* Task statement *
Scan the data below. Pull out each line where "What" occurs.

* Records for this exercise *
============================================================

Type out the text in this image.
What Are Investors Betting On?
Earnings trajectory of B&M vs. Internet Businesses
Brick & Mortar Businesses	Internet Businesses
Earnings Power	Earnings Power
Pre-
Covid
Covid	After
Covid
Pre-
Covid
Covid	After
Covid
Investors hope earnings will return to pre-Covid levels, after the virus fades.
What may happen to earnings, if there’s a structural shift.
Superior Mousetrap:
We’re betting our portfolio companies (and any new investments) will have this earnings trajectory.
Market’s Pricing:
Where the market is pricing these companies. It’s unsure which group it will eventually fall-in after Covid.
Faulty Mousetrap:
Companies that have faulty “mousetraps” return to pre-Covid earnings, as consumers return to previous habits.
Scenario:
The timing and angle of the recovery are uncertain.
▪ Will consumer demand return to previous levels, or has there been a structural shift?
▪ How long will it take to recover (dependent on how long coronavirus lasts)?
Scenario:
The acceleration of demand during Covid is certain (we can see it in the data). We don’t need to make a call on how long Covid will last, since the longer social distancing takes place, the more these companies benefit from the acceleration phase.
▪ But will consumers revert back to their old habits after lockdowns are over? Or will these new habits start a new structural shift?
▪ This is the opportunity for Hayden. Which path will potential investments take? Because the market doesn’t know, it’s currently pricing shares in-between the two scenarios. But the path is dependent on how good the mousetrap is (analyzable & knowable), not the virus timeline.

============================================================

* Output *
What Are Investors Betting On?
What may happen to earnings, if there’s a structural shift.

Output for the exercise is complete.